Piove sul bagnato: nell’ultimo rapporto ISTAT sull’acqua (2020-2023) si conferma la fragilità del nostro sistema idrico. Ci aiuterà il PNRR?
In Italia c’è acqua in abbondanza (siamo il terzo paese in Europa per disponibilità), ma la sua distribuzione è inefficiente a causa delle numerose perdite; quella che esce dai nostri rubinetti è ottima, ma siamo tra i maggiori consumatori di acqua imbottigliata (parliamo di quasi mezzo milione di tonnellate di PET, di cui non si ricicla nemmeno la metà); potremmo usare le acque dei depuratori per irrigare ma non lo facciamo.
Nel contesto del cambiamento climatico la gestione delle risorse idriche in Italia è diventata, se possibile, ancora più importante. Eppure il rapporto Le statistiche dell’ISTAT sull’acqua – ANNI 2020-2023, uscito a primavera in occasione della Giornata mondiale dell’acqua, racconta una storia che già conosciamo.
Perdite idriche: un problema persistente
Uno dei dati più preoccupanti riguarda le perdite idriche, ma non è una novità. Nel 2022, il 42,4% dell’acqua immessa nelle reti comunali italiane è andato perso prima di raggiungere i rubinetti delle abitazioni e delle imprese. In termini pratici, si tratta di 3,4 miliardi di metri cubi di acqua, sufficienti a soddisfare le necessità idriche di oltre 43 milioni di persone in un anno. Il problema delle perdite non è nuovo: già nel 2020 le perdite erano del 42,2%, indicando che, nonostante gli sforzi, il miglioramento nella gestione della rete idrica è stato quasi impercettibile.
Le regioni meridionali e insulari, in particolare, si trovano ad affrontare le situazioni più critiche. In Sardegna e Sicilia, oltre la metà dell’acqua immessa in rete viene dispersa. In altre regioni come Basilicata e Abruzzo, le perdite superano addirittura il 60%.
Ancora sospettosi dell’acqua del rubinetto (ma non per colpa dei disservizi)

● ● ●

_Compiti da svolgere_
1. Puoi duplicare, parola per parola, il passo dell'articolo sull'acqua che si apre con le parole contenenti "Le regioni meridionali" e si chiude con "addirittura il 60%."?
2. Puoi riscrivere il tratto dell'elenco che va dall'inizio fino alla riga contenente "paragraph: Classe III.", estremi inclusi, con "cotignac" cambiato in "cotognata" e tutto il resto invariato?

_Dati dell'esercizio_
● ● ●

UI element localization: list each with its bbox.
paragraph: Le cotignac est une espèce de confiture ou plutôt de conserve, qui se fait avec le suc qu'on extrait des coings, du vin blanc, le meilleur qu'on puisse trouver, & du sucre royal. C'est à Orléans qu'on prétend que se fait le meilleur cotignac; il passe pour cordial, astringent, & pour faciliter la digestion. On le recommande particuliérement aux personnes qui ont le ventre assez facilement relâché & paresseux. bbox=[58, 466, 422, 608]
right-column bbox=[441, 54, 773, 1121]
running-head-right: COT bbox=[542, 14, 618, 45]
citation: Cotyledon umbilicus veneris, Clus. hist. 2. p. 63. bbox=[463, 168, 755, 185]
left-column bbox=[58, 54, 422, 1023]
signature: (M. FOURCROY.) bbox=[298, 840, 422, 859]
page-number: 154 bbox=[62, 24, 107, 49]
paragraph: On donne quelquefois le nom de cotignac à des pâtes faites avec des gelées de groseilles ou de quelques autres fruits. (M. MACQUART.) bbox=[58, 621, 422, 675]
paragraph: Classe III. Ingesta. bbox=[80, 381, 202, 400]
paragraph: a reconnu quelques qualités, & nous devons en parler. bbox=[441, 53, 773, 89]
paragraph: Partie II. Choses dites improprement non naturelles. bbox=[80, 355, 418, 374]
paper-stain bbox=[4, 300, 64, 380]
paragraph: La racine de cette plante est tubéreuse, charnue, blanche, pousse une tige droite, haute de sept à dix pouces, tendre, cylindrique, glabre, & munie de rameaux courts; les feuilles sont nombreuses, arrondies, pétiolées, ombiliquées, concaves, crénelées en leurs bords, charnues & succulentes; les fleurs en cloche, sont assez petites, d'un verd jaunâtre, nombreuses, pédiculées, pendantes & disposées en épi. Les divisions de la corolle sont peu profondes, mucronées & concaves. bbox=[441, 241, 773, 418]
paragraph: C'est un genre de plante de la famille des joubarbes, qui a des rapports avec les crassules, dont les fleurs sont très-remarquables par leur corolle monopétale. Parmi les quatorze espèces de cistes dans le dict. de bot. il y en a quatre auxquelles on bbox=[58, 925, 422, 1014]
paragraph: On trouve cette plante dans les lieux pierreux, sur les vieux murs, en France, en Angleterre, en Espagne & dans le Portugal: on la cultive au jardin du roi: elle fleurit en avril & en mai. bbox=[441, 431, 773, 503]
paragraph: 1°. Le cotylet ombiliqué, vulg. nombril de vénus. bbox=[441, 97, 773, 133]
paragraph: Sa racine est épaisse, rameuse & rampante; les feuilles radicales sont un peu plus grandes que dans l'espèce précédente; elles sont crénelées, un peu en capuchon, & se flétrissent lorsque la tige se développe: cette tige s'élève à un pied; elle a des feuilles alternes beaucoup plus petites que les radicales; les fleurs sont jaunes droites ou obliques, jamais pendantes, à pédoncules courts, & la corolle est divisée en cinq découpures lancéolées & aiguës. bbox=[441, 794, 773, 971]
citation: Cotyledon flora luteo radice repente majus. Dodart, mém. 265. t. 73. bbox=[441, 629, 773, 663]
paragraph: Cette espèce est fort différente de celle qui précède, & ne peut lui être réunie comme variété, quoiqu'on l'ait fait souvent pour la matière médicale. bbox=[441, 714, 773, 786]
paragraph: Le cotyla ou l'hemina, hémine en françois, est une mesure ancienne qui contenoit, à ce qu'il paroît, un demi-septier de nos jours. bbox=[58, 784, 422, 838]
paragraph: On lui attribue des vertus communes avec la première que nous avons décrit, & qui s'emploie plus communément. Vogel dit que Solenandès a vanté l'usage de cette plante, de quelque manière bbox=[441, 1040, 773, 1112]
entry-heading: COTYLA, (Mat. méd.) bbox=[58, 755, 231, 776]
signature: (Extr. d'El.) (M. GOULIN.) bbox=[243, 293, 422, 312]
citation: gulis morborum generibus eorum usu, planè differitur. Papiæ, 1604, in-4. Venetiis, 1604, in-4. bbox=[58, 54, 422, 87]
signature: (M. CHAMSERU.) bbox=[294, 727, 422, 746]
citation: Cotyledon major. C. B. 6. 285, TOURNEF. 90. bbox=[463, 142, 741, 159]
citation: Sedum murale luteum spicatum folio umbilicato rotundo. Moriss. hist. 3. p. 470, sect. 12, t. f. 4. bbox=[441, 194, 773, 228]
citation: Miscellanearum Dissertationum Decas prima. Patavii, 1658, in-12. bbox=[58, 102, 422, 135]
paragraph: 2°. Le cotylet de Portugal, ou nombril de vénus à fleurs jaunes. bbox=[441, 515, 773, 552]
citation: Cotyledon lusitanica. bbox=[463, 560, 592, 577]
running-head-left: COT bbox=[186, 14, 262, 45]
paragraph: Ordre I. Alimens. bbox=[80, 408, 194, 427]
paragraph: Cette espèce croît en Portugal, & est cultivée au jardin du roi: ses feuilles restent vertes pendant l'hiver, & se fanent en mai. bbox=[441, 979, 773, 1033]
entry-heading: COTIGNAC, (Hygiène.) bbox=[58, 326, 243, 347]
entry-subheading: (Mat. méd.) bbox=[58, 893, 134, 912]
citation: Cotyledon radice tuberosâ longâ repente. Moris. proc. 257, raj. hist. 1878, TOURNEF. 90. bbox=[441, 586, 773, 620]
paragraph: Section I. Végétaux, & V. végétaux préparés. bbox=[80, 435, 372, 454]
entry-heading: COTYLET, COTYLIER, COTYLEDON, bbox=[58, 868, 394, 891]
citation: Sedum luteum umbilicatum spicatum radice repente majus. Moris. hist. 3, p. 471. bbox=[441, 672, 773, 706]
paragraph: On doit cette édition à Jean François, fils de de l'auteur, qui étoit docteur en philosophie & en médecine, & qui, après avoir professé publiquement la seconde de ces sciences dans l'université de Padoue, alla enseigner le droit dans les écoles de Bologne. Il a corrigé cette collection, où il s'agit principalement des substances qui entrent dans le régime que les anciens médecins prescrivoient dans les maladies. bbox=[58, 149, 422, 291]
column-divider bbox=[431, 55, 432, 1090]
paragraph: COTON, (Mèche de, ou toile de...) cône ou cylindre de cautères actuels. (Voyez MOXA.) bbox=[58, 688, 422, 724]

● ● ●

_Elenco delle risposte_
1.
Le regioni meridionali e insulari, in particolare, si trovano ad affrontare le situazioni più critiche. In Sardegna e Sicilia, oltre la metà dell’acqua immessa in rete viene dispersa. In altre regioni come Basilicata e Abruzzo, le perdite superano addirittura il 60%.

2.
UI element localization: list each with its bbox.
paragraph: Le cotognata est une espèce de confiture ou plutôt de conserve, qui se fait avec le suc qu'on extrait des coings, du vin blanc, le meilleur qu'on puisse trouver, & du sucre royal. C'est à Orléans qu'on prétend que se fait le meilleur cotognata; il passe pour cordial, astringent, & pour faciliter la digestion. On le recommande particuliérement aux personnes qui ont le ventre assez facilement relâché & paresseux. bbox=[58, 466, 422, 608]
right-column bbox=[441, 54, 773, 1121]
running-head-right: COT bbox=[542, 14, 618, 45]
citation: Cotyledon umbilicus veneris, Clus. hist. 2. p. 63. bbox=[463, 168, 755, 185]
left-column bbox=[58, 54, 422, 1023]
signature: (M. FOURCROY.) bbox=[298, 840, 422, 859]
page-number: 154 bbox=[62, 24, 107, 49]
paragraph: On donne quelquefois le nom de cotognata à des pâtes faites avec des gelées de groseilles ou de quelques autres fruits. (M. MACQUART.) bbox=[58, 621, 422, 675]
paragraph: Classe III. Ingesta. bbox=[80, 381, 202, 400]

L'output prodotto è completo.